— Begin DATA SHOWN —

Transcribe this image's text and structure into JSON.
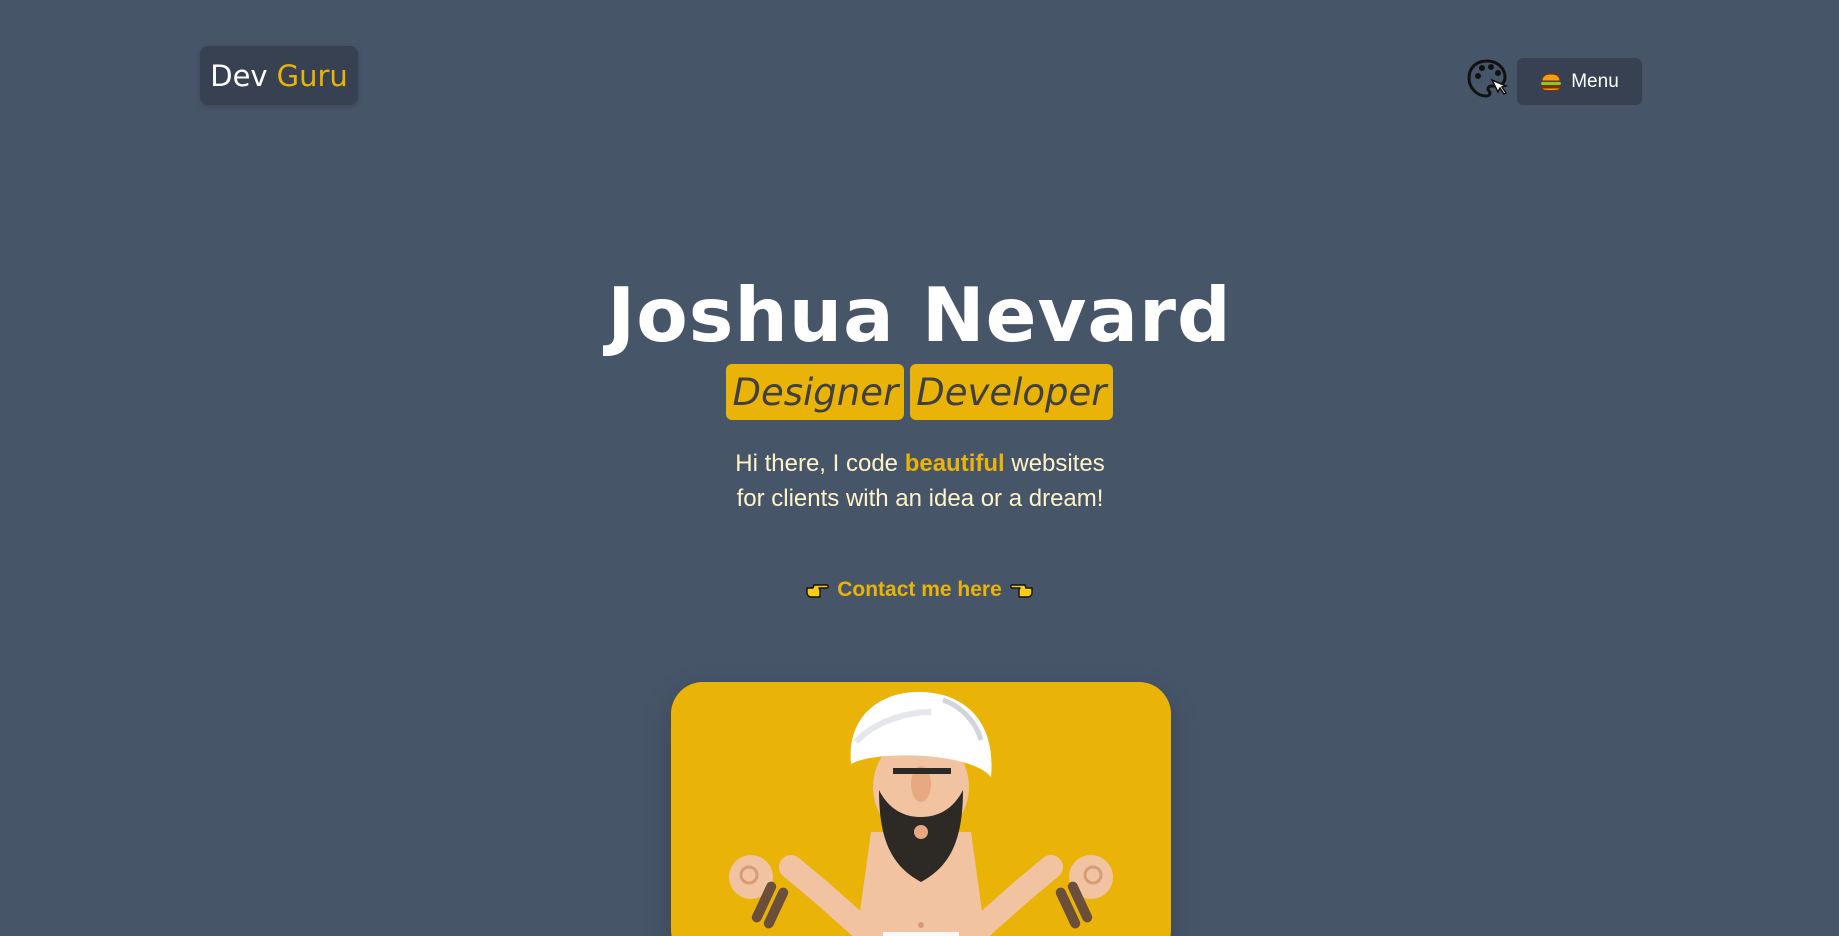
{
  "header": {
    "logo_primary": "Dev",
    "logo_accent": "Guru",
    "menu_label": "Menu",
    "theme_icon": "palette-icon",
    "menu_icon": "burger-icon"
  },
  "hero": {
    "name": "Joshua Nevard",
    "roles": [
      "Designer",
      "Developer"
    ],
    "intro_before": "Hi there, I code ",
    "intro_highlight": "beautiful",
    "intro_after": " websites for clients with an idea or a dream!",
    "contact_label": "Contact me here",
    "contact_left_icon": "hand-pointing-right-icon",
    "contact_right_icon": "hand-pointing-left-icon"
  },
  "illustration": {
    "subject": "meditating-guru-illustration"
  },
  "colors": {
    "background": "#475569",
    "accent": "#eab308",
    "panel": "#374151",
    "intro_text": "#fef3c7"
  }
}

— End DATA SHOWN —

Quote each record exactly as it stands, minus the pictures.

Transcribe this image's text and structure into JSON.
{
  "header": {
    "logo_primary": "Dev",
    "logo_accent": "Guru",
    "menu_label": "Menu",
    "theme_icon": "palette-icon",
    "menu_icon": "burger-icon"
  },
  "hero": {
    "name": "Joshua Nevard",
    "roles": [
      "Designer",
      "Developer"
    ],
    "intro_before": "Hi there, I code ",
    "intro_highlight": "beautiful",
    "intro_after": " websites for clients with an idea or a dream!",
    "contact_label": "Contact me here",
    "contact_left_icon": "hand-pointing-right-icon",
    "contact_right_icon": "hand-pointing-left-icon"
  },
  "illustration": {
    "subject": "meditating-guru-illustration"
  },
  "colors": {
    "background": "#475569",
    "accent": "#eab308",
    "panel": "#374151",
    "intro_text": "#fef3c7"
  }
}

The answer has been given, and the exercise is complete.